▸ **Task objective**
Produce a verbatim transcription of the records below, beginning at the line containing "What does this" and ending at the final line; include only those lines.

▸ **Data records**

···

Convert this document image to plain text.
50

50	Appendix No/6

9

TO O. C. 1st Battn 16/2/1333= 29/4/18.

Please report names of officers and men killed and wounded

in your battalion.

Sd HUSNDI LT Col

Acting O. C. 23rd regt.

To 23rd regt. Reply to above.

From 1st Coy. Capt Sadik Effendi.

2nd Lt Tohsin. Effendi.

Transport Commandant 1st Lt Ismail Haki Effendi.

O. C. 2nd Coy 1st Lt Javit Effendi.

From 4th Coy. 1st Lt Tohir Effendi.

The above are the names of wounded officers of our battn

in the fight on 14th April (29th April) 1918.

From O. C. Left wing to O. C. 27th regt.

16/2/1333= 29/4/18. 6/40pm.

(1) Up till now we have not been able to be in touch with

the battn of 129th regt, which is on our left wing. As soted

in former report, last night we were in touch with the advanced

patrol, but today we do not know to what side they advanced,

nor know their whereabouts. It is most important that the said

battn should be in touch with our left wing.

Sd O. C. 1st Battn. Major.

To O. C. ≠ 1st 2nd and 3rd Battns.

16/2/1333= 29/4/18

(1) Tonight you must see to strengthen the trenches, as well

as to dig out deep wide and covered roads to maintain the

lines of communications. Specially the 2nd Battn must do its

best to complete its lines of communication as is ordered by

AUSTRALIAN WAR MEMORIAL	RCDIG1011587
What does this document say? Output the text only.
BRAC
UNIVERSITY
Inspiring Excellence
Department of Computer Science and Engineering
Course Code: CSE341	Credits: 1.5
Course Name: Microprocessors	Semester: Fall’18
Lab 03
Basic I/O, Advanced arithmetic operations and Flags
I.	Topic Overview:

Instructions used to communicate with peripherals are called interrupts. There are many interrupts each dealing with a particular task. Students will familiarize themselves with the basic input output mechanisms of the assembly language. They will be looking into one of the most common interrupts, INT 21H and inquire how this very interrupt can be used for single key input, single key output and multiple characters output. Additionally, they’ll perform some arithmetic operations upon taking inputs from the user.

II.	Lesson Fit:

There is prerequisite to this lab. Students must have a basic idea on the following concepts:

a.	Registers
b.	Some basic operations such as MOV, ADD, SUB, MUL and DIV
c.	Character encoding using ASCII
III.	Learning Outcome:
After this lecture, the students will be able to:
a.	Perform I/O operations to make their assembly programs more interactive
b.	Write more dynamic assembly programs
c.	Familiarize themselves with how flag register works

···

▸ **Final result**
What does this document say? Output the text only.
BRAC
UNIVERSITY
Inspiring Excellence
Department of Computer Science and Engineering
Course Code: CSE341	Credits: 1.5
Course Name: Microprocessors	Semester: Fall’18
Lab 03
Basic I/O, Advanced arithmetic operations and Flags
I.	Topic Overview:

Instructions used to communicate with peripherals are called interrupts. There are many interrupts each dealing with a particular task. Students will familiarize themselves with the basic input output mechanisms of the assembly language. They will be looking into one of the most common interrupts, INT 21H and inquire how this very interrupt can be used for single key input, single key output and multiple characters output. Additionally, they’ll perform some arithmetic operations upon taking inputs from the user.

II.	Lesson Fit:

There is prerequisite to this lab. Students must have a basic idea on the following concepts:

a.	Registers
b.	Some basic operations such as MOV, ADD, SUB, MUL and DIV
c.	Character encoding using ASCII
III.	Learning Outcome:
After this lecture, the students will be able to:
a.	Perform I/O operations to make their assembly programs more interactive
b.	Write more dynamic assembly programs
c.	Familiarize themselves with how flag register works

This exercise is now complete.